Quote the whole listing word for word, please.

---*---

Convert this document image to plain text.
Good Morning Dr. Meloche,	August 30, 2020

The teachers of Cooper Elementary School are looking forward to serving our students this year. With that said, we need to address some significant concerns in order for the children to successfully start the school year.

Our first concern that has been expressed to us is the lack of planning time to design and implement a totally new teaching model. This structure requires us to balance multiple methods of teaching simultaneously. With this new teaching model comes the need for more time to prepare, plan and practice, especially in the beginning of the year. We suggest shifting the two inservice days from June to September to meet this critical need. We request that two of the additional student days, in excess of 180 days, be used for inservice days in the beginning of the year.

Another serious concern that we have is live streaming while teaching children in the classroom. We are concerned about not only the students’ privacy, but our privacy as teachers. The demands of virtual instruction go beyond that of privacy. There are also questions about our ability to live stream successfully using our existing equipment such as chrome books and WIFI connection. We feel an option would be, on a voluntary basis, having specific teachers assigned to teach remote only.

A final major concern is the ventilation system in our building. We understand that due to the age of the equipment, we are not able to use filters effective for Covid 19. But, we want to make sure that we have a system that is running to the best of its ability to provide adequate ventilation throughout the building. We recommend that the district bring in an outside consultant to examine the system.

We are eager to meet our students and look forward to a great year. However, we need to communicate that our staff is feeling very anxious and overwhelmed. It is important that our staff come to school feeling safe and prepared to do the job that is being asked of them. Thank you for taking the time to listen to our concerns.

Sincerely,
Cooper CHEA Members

---*---

# PROBLEM SOLUTION
Convert this document image to plain text.
Good Morning Dr. Meloche,	August 30, 2020

The teachers of Cooper Elementary School are looking forward to serving our students this year. With that said, we need to address some significant concerns in order for the children to successfully start the school year.

Our first concern that has been expressed to us is the lack of planning time to design and implement a totally new teaching model. This structure requires us to balance multiple methods of teaching simultaneously. With this new teaching model comes the need for more time to prepare, plan and practice, especially in the beginning of the year. We suggest shifting the two inservice days from June to September to meet this critical need. We request that two of the additional student days, in excess of 180 days, be used for inservice days in the beginning of the year.

Another serious concern that we have is live streaming while teaching children in the classroom. We are concerned about not only the students’ privacy, but our privacy as teachers. The demands of virtual instruction go beyond that of privacy. There are also questions about our ability to live stream successfully using our existing equipment such as chrome books and WIFI connection. We feel an option would be, on a voluntary basis, having specific teachers assigned to teach remote only.

A final major concern is the ventilation system in our building. We understand that due to the age of the equipment, we are not able to use filters effective for Covid 19. But, we want to make sure that we have a system that is running to the best of its ability to provide adequate ventilation throughout the building. We recommend that the district bring in an outside consultant to examine the system.

We are eager to meet our students and look forward to a great year. However, we need to communicate that our staff is feeling very anxious and overwhelmed. It is important that our staff come to school feeling safe and prepared to do the job that is being asked of them. Thank you for taking the time to listen to our concerns.

Sincerely,
Cooper CHEA Members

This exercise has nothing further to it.